__Task statement__: Count, in the entries below, the lines in which "perché" occurs. Give the number, nothing more.

__Records for the task__:
--- begin ---

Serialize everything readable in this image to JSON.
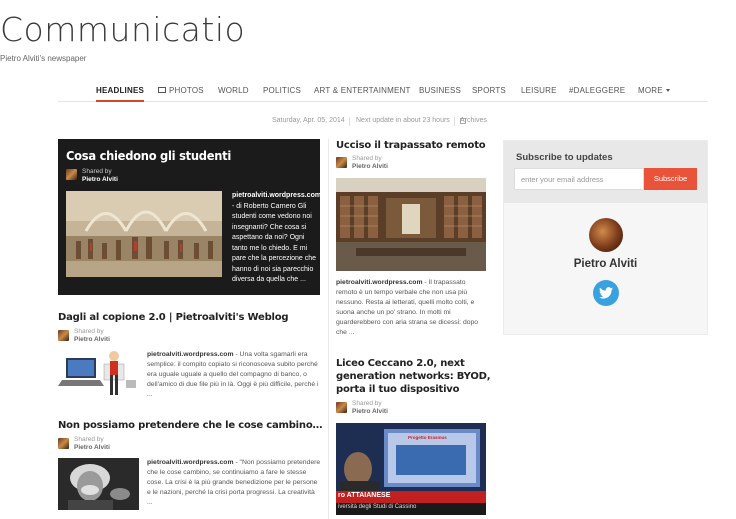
{
  "site": {
    "title": "Communicatio",
    "subtitle": "Pietro Alviti's newspaper"
  },
  "nav": {
    "items": [
      {
        "label": "HEADLINES",
        "active": true
      },
      {
        "label": "PHOTOS",
        "icon": "photo-icon"
      },
      {
        "label": "WORLD"
      },
      {
        "label": "POLITICS"
      },
      {
        "label": "ART & ENTERTAINMENT"
      },
      {
        "label": "BUSINESS"
      },
      {
        "label": "SPORTS"
      },
      {
        "label": "LEISURE"
      },
      {
        "label": "#DALEGGERE"
      },
      {
        "label": "MORE",
        "icon": "caret-down-icon"
      }
    ]
  },
  "dateline": {
    "date": "Saturday, Apr. 05, 2014",
    "next_update": "Next update in about 23 hours",
    "archives": "Archives"
  },
  "featured": {
    "title": "Cosa chiedono gli studenti",
    "shared_label": "Shared by",
    "shared_name": "Pietro Alviti",
    "source": "pietroalviti.wordpress.com",
    "snippet": " - di Roberto Carnero Gli studenti come vedono noi insegnanti? Che cosa si aspettano da noi? Ogni tanto me lo chiedo. E mi pare che la percezione che hanno di noi sia parecchio diversa da quella che ..."
  },
  "articles_left": [
    {
      "title": "Dagli al copione 2.0 | Pietroalviti's Weblog",
      "shared_label": "Shared by",
      "shared_name": "Pietro Alviti",
      "source": "pietroalviti.wordpress.com",
      "snippet": " - Una volta sgamarli era semplice: il compito copiato si riconosceva subito perché era uguale uguale a quello del compagno di banco, o dell'amico di due file più in là. Oggi è più difficile, perché i ..."
    },
    {
      "title": "Non possiamo pretendere che le cose cambino…",
      "shared_label": "Shared by",
      "shared_name": "Pietro Alviti",
      "source": "pietroalviti.wordpress.com",
      "snippet": " - \"Non possiamo pretendere che le cose cambino, se continuiamo a fare le stesse cose. La crisi è la più grande benedizione per le persone e le nazioni, perché la crisi porta progressi. La creatività ..."
    }
  ],
  "articles_right": [
    {
      "title": "Ucciso il trapassato remoto",
      "shared_label": "Shared by",
      "shared_name": "Pietro Alviti",
      "source": "pietroalviti.wordpress.com",
      "snippet": " - Il trapassato remoto è un tempo verbale che non usa più nessuno. Resta ai letterati, quelli molto colti, e suona anche un po' strano. In molti mi guarderebbero con aria strana se dicessi: dopo che ..."
    },
    {
      "title_lines": [
        "Liceo Ceccano 2.0, next",
        "generation networks: BYOD,",
        "porta il tuo dispositivo"
      ],
      "shared_label": "Shared by",
      "shared_name": "Pietro Alviti",
      "thumb_text_1": "Progetto Erasmus",
      "thumb_text_2": "ro ATTAIANESE",
      "thumb_text_3": "iversità degli Studi di Cassino"
    }
  ],
  "sidebar": {
    "title": "Subscribe to updates",
    "email_placeholder": "enter your email address",
    "subscribe_label": "Subscribe",
    "name": "Pietro Alviti"
  },
  "colors": {
    "accent": "#e9533a",
    "twitter": "#3aa1e0",
    "featured_bg": "#1b1b1b"
  }
}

--- end ---

__Task result__: 2